Exercise brief>
Rewrite all of the material with every "interactable" changed to "clickable" and everything else left as it is. Leave out the pictures.
BEGIN
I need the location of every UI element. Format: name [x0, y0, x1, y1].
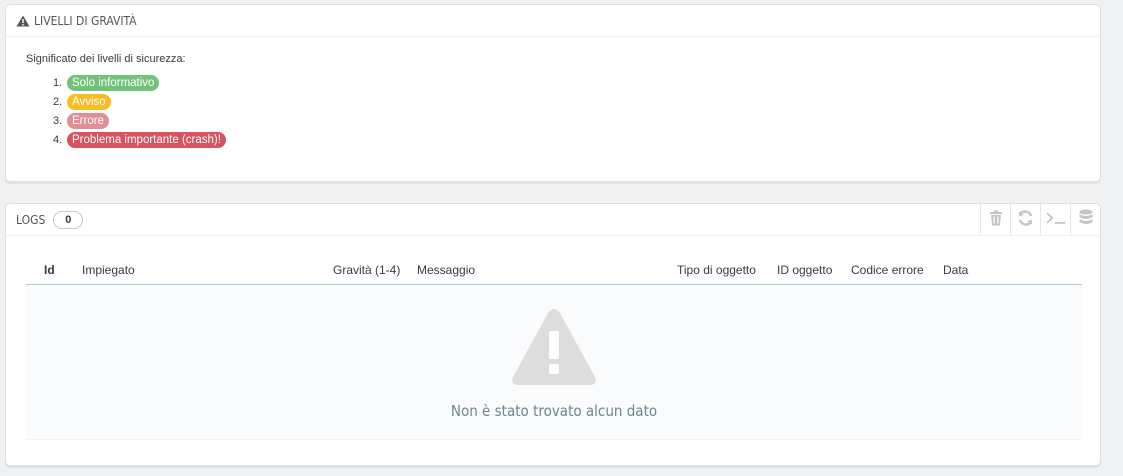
column-header-date[interactable]: Data [943, 263, 968, 277]
column-header-object-id[interactable]: ID oggetto [777, 263, 832, 277]
logs-toolbar [980, 204, 1100, 235]
terminal-icon [1045, 211, 1066, 228]
severity-level-item: 2. Avviso [53, 92, 1100, 111]
severity-badge-error: Errore [67, 112, 109, 129]
column-header-id[interactable]: Id [44, 263, 55, 277]
severity-panel-heading: LIVELLI DI GRAVITÀ [6, 5, 1100, 37]
column-header-message[interactable]: Messaggio [417, 263, 475, 277]
warning-icon [16, 15, 30, 27]
empty-state: Non è stato trovato alcun dato [26, 285, 1082, 440]
refresh-list-button[interactable] [1010, 204, 1040, 235]
column-header-severity[interactable]: Gravità (1-4) [333, 263, 400, 277]
severity-panel-title: LIVELLI DI GRAVITÀ [34, 13, 137, 28]
severity-levels-list: 1. Solo informativo 2. Avviso 3. Errore … [26, 73, 1100, 149]
severity-levels-panel: LIVELLI DI GRAVITÀ Significato dei livel… [5, 4, 1101, 182]
column-header-employee[interactable]: Impiegato [82, 263, 135, 277]
logs-table-header: Id Impiegato Gravità (1-4) Messaggio Tip… [26, 256, 1082, 285]
trash-icon [989, 210, 1003, 229]
logs-panel-title: LOGS [16, 212, 46, 227]
severity-level-item: 3. Errore [53, 111, 1100, 130]
severity-level-item: 1. Solo informativo [53, 73, 1100, 92]
delete-logs-button[interactable] [980, 204, 1010, 235]
severity-badge-info: Solo informativo [67, 74, 160, 91]
severity-badge-crash: Problema importante (crash)! [67, 131, 226, 148]
logs-count-badge: 0 [53, 210, 84, 229]
severity-level-number: 1. [53, 76, 63, 89]
severity-intro-text: Significato dei livelli di sicurezza: [26, 53, 186, 65]
empty-state-message: Non è stato trovato alcun dato [450, 402, 658, 420]
logs-panel: LOGS 0 Id Impiegato Gravità (1-4) Messag… [5, 203, 1101, 466]
severity-level-number: 2. [53, 95, 63, 108]
show-sql-query-button[interactable] [1040, 204, 1070, 235]
logs-table: Id Impiegato Gravità (1-4) Messaggio Tip… [26, 256, 1082, 440]
severity-level-number: 3. [53, 114, 63, 127]
column-header-object-type[interactable]: Tipo di oggetto [677, 263, 756, 277]
database-icon [1079, 209, 1093, 230]
column-header-error-code[interactable]: Codice errore [851, 263, 924, 277]
severity-level-item: 4. Problema importante (crash)! [53, 130, 1100, 149]
severity-badge-warning: Avviso [67, 93, 111, 110]
warning-icon [511, 307, 597, 392]
severity-level-number: 4. [53, 133, 63, 146]
export-sql-manager-button[interactable] [1070, 204, 1100, 235]
refresh-icon [1017, 210, 1034, 229]
logs-panel-heading: LOGS 0 [6, 204, 1100, 236]
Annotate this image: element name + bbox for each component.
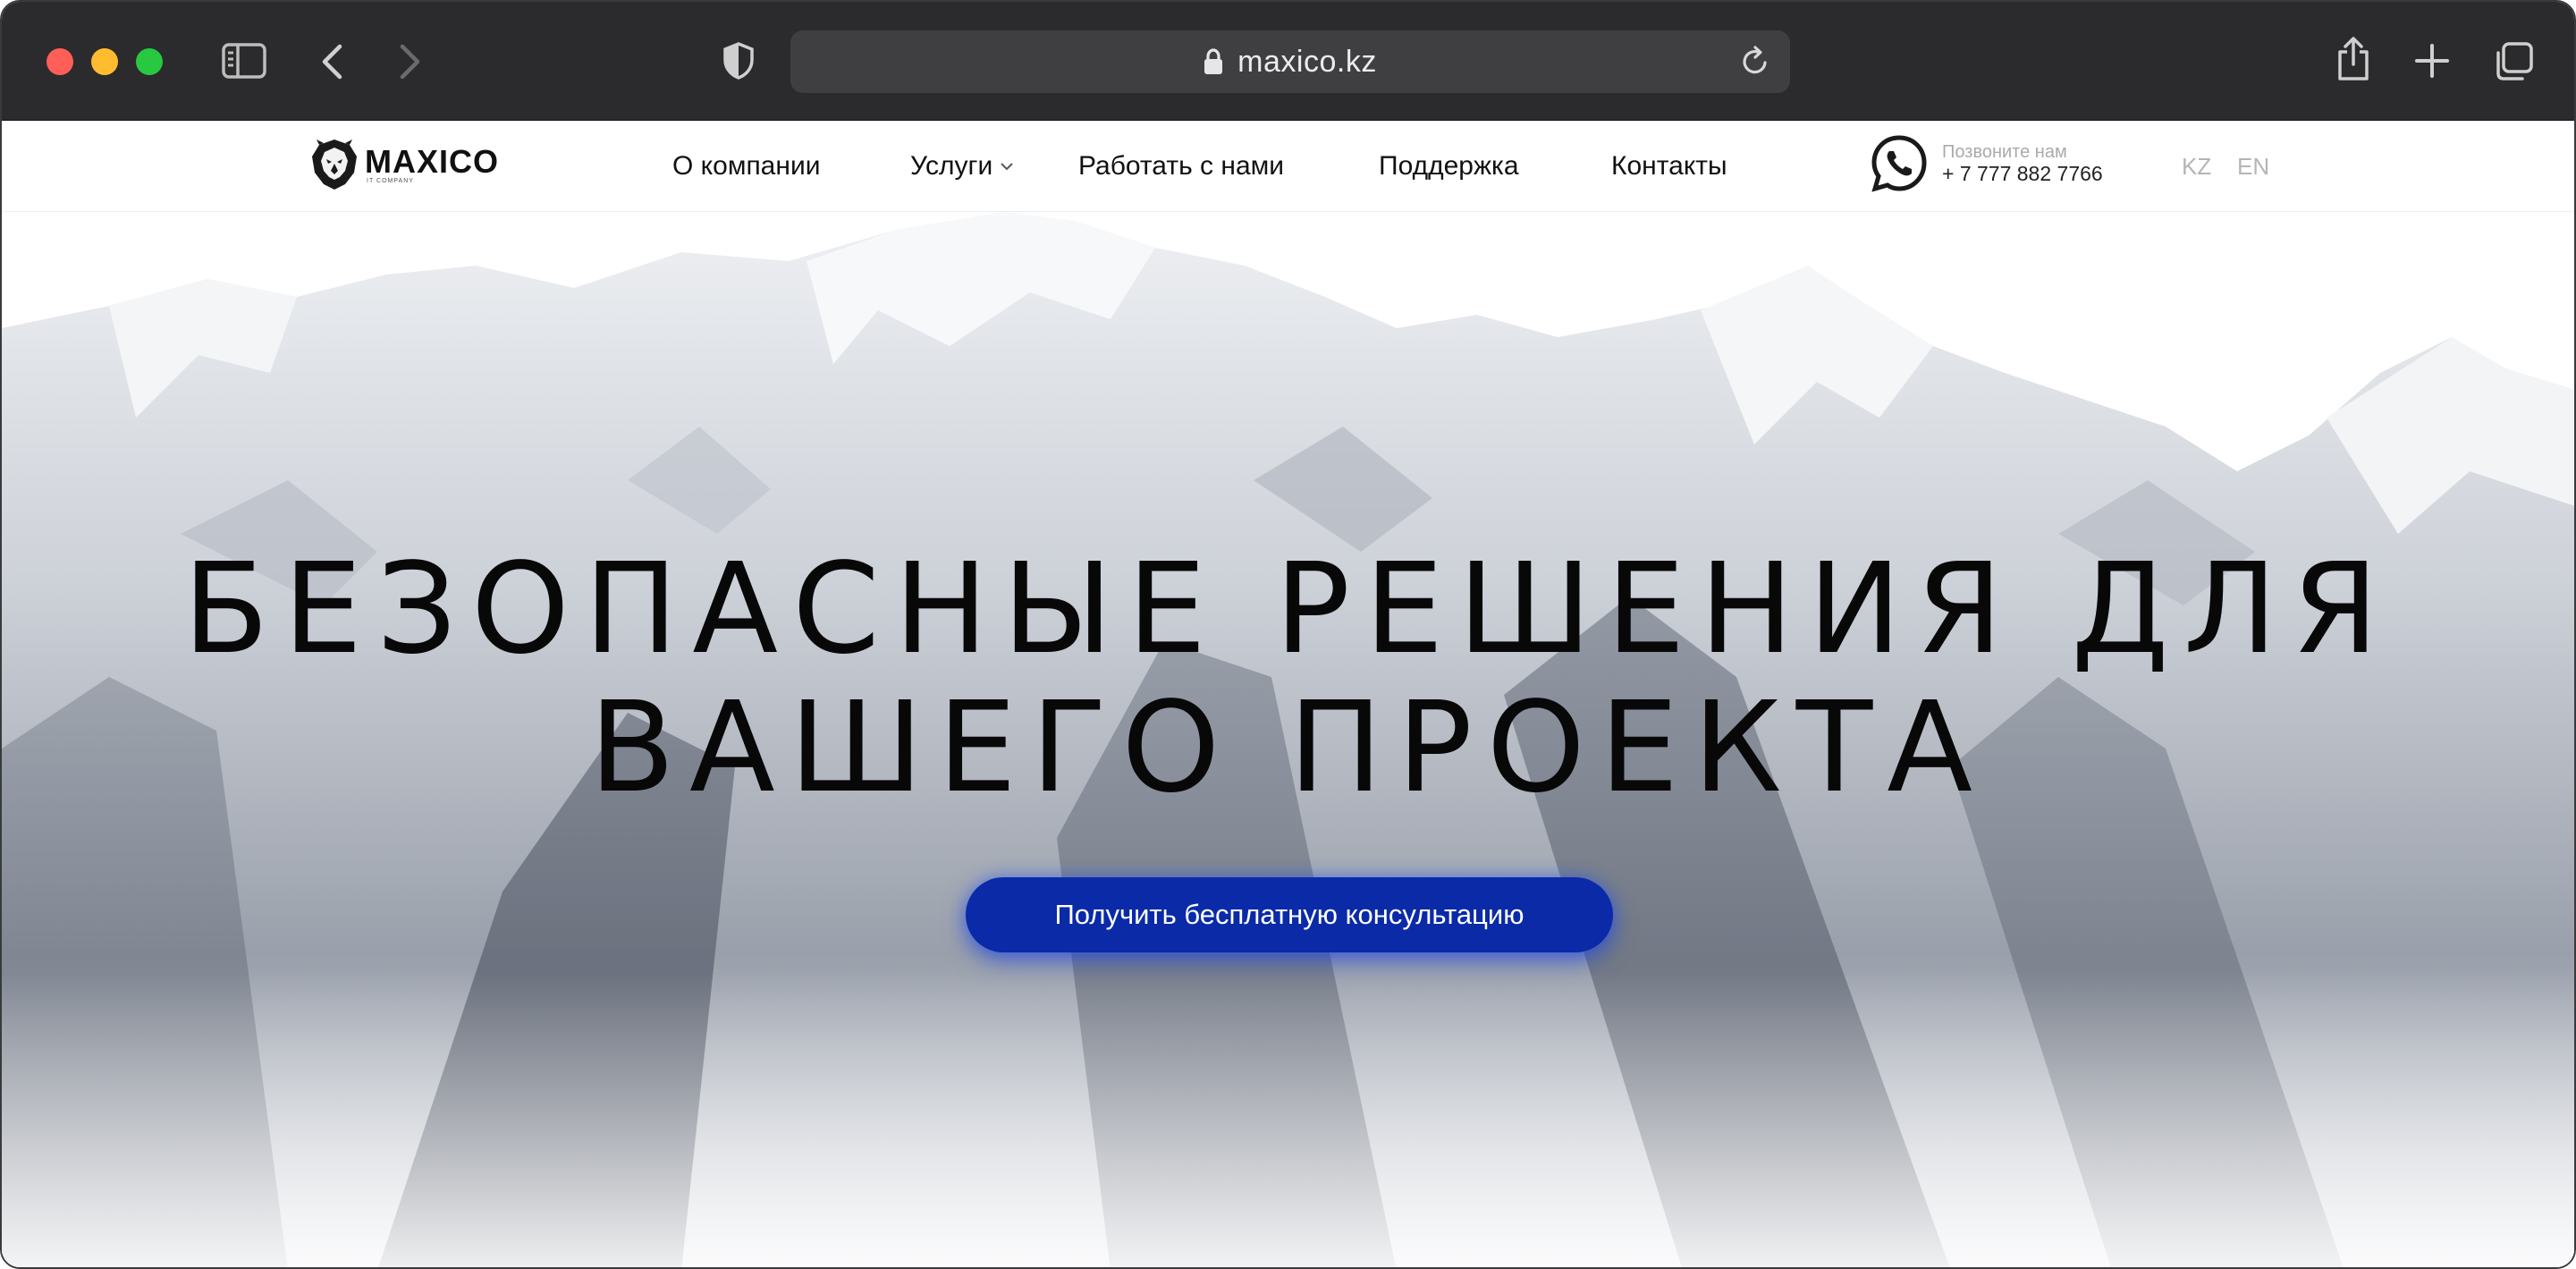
contact-phone[interactable]: + 7 777 882 7766 xyxy=(1942,162,2103,185)
back-icon[interactable] xyxy=(320,43,343,80)
nav-about[interactable]: О компании xyxy=(672,121,820,212)
privacy-shield-icon[interactable] xyxy=(722,41,755,80)
close-window-button[interactable] xyxy=(46,48,73,75)
lang-en[interactable]: EN xyxy=(2237,121,2269,212)
zoom-window-button[interactable] xyxy=(136,48,163,75)
new-tab-icon[interactable] xyxy=(2414,43,2450,79)
free-consultation-button[interactable]: Получить бесплатную консультацию xyxy=(966,877,1613,952)
reload-icon[interactable] xyxy=(1740,46,1770,82)
hero-headline: БЕЗОПАСНЫЕ РЕШЕНИЯ ДЛЯ ВАШЕГО ПРОЕКТА xyxy=(2,540,2574,817)
lang-kz[interactable]: KZ xyxy=(2182,121,2211,212)
contact-label: Позвоните нам xyxy=(1942,142,2067,162)
logo-subtitle: IT COMPANY xyxy=(367,177,414,184)
nav-work-label: Работать с нами xyxy=(1078,151,1285,181)
forward-icon[interactable] xyxy=(399,43,422,80)
share-icon[interactable] xyxy=(2335,36,2371,82)
hero-headline-line-1: БЕЗОПАСНЫЕ РЕШЕНИЯ ДЛЯ xyxy=(182,537,2394,682)
nav-contacts-label: Контакты xyxy=(1611,151,1727,181)
site-header: MAXICO IT COMPANY О компании Услуги Рабо… xyxy=(2,121,2574,212)
contact-block[interactable]: Позвоните нам + 7 777 882 7766 xyxy=(1869,133,2103,194)
url-text: maxico.kz xyxy=(1237,44,1377,79)
chevron-down-icon xyxy=(1000,162,1014,171)
logo-name: MAXICO xyxy=(365,142,499,180)
lock-icon xyxy=(1204,48,1223,75)
site-logo[interactable]: MAXICO IT COMPANY xyxy=(309,137,499,192)
tab-overview-icon[interactable] xyxy=(2493,41,2534,82)
nav-contacts[interactable]: Контакты xyxy=(1611,121,1727,212)
nav-work-with-us[interactable]: Работать с нами xyxy=(1078,121,1284,212)
whatsapp-icon xyxy=(1871,135,1927,192)
minimize-window-button[interactable] xyxy=(91,48,118,75)
browser-toolbar: maxico.kz xyxy=(2,2,2574,121)
nav-support-label: Поддержка xyxy=(1379,151,1519,181)
nav-about-label: О компании xyxy=(672,151,821,181)
lion-logo-icon xyxy=(312,140,357,190)
address-bar[interactable]: maxico.kz xyxy=(790,30,1790,93)
hero-headline-line-2: ВАШЕГО ПРОЕКТА xyxy=(588,675,1988,821)
hero-section: БЕЗОПАСНЫЕ РЕШЕНИЯ ДЛЯ ВАШЕГО ПРОЕКТА По… xyxy=(2,212,2574,1267)
nav-services-label: Услуги xyxy=(910,151,993,181)
sidebar-toggle-icon[interactable] xyxy=(222,43,266,79)
nav-services[interactable]: Услуги xyxy=(910,121,1014,212)
browser-window: maxico.kz MAXICO IT COMPANY О компании У… xyxy=(0,0,2576,1269)
nav-support[interactable]: Поддержка xyxy=(1379,121,1519,212)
END
Answer to the exercise>
I need the location of every UI element. Format: name [x0, y0, x1, y1].
column-header-date[clickable]: Data [943, 263, 968, 277]
column-header-object-id[clickable]: ID oggetto [777, 263, 832, 277]
logs-toolbar [980, 204, 1100, 235]
terminal-icon [1045, 211, 1066, 228]
severity-level-item: 2. Avviso [53, 92, 1100, 111]
severity-badge-error: Errore [67, 112, 109, 129]
column-header-id[clickable]: Id [44, 263, 55, 277]
severity-panel-heading: LIVELLI DI GRAVITÀ [6, 5, 1100, 37]
column-header-message[clickable]: Messaggio [417, 263, 475, 277]
warning-icon [16, 15, 30, 27]
empty-state: Non è stato trovato alcun dato [26, 285, 1082, 440]
refresh-list-button[clickable] [1010, 204, 1040, 235]
column-header-severity[clickable]: Gravità (1-4) [333, 263, 400, 277]
severity-panel-title: LIVELLI DI GRAVITÀ [34, 13, 137, 28]
severity-levels-list: 1. Solo informativo 2. Avviso 3. Errore … [26, 73, 1100, 149]
severity-levels-panel: LIVELLI DI GRAVITÀ Significato dei livel… [5, 4, 1101, 182]
column-header-employee[clickable]: Impiegato [82, 263, 135, 277]
logs-table-header: Id Impiegato Gravità (1-4) Messaggio Tip… [26, 256, 1082, 285]
trash-icon [989, 210, 1003, 229]
logs-panel-title: LOGS [16, 212, 46, 227]
severity-level-item: 3. Errore [53, 111, 1100, 130]
severity-level-item: 1. Solo informativo [53, 73, 1100, 92]
delete-logs-button[clickable] [980, 204, 1010, 235]
severity-badge-info: Solo informativo [67, 74, 160, 91]
severity-badge-crash: Problema importante (crash)! [67, 131, 226, 148]
logs-count-badge: 0 [53, 210, 84, 229]
severity-level-number: 1. [53, 76, 63, 89]
severity-intro-text: Significato dei livelli di sicurezza: [26, 53, 186, 65]
empty-state-message: Non è stato trovato alcun dato [450, 402, 658, 420]
logs-panel: LOGS 0 Id Impiegato Gravità (1-4) Messag… [5, 203, 1101, 466]
severity-level-number: 2. [53, 95, 63, 108]
show-sql-query-button[clickable] [1040, 204, 1070, 235]
logs-table: Id Impiegato Gravità (1-4) Messaggio Tip… [26, 256, 1082, 440]
severity-level-number: 3. [53, 114, 63, 127]
column-header-object-type[clickable]: Tipo di oggetto [677, 263, 756, 277]
database-icon [1079, 209, 1093, 230]
column-header-error-code[clickable]: Codice errore [851, 263, 924, 277]
severity-level-item: 4. Problema importante (crash)! [53, 130, 1100, 149]
severity-badge-warning: Avviso [67, 93, 111, 110]
warning-icon [511, 307, 597, 392]
severity-level-number: 4. [53, 133, 63, 146]
export-sql-manager-button[clickable] [1070, 204, 1100, 235]
refresh-icon [1017, 210, 1034, 229]
logs-panel-heading: LOGS 0 [6, 204, 1100, 236]
Annotate this image: element name + bbox for each component.
contact-phone[clickable]: + 7 777 882 7766 xyxy=(1942,162,2103,185)
back-icon[clickable] xyxy=(320,43,343,80)
nav-about[clickable]: О компании xyxy=(672,121,820,212)
privacy-shield-icon[clickable] xyxy=(722,41,755,80)
close-window-button[clickable] xyxy=(46,48,73,75)
lang-en[clickable]: EN xyxy=(2237,121,2269,212)
zoom-window-button[clickable] xyxy=(136,48,163,75)
new-tab-icon[clickable] xyxy=(2414,43,2450,79)
free-consultation-button[clickable]: Получить бесплатную консультацию xyxy=(966,877,1613,952)
reload-icon[clickable] xyxy=(1740,46,1770,82)
hero-headline: БЕЗОПАСНЫЕ РЕШЕНИЯ ДЛЯ ВАШЕГО ПРОЕКТА xyxy=(2,540,2574,817)
lang-kz[clickable]: KZ xyxy=(2182,121,2211,212)
contact-label: Позвоните нам xyxy=(1942,142,2067,162)
logo-subtitle: IT COMPANY xyxy=(367,177,414,184)
nav-work-label: Работать с нами xyxy=(1078,151,1285,181)
forward-icon[clickable] xyxy=(399,43,422,80)
share-icon[clickable] xyxy=(2335,36,2371,82)
hero-headline-line-1: БЕЗОПАСНЫЕ РЕШЕНИЯ ДЛЯ xyxy=(182,537,2394,682)
nav-contacts-label: Контакты xyxy=(1611,151,1727,181)
site-header: MAXICO IT COMPANY О компании Услуги Рабо… xyxy=(2,121,2574,212)
contact-block[clickable]: Позвоните нам + 7 777 882 7766 xyxy=(1869,133,2103,194)
url-text: maxico.kz xyxy=(1237,44,1377,79)
chevron-down-icon xyxy=(1000,162,1014,171)
logo-name: MAXICO xyxy=(365,142,499,180)
lock-icon xyxy=(1204,48,1223,75)
site-logo[clickable]: MAXICO IT COMPANY xyxy=(309,137,499,192)
tab-overview-icon[clickable] xyxy=(2493,41,2534,82)
nav-contacts[clickable]: Контакты xyxy=(1611,121,1727,212)
nav-work-with-us[clickable]: Работать с нами xyxy=(1078,121,1284,212)
whatsapp-icon xyxy=(1871,135,1927,192)
minimize-window-button[clickable] xyxy=(91,48,118,75)
browser-toolbar: maxico.kz xyxy=(2,2,2574,121)
nav-support-label: Поддержка xyxy=(1379,151,1519,181)
nav-about-label: О компании xyxy=(672,151,821,181)
lion-logo-icon xyxy=(312,140,357,190)
address-bar[clickable]: maxico.kz xyxy=(790,30,1790,93)
hero-headline-line-2: ВАШЕГО ПРОЕКТА xyxy=(588,675,1988,821)
hero-section: БЕЗОПАСНЫЕ РЕШЕНИЯ ДЛЯ ВАШЕГО ПРОЕКТА По… xyxy=(2,212,2574,1267)
nav-services-label: Услуги xyxy=(910,151,993,181)
sidebar-toggle-icon[clickable] xyxy=(222,43,266,79)
nav-services[clickable]: Услуги xyxy=(910,121,1014,212)
browser-window: maxico.kz MAXICO IT COMPANY О компании У… xyxy=(0,0,2576,1269)
nav-support[clickable]: Поддержка xyxy=(1379,121,1519,212)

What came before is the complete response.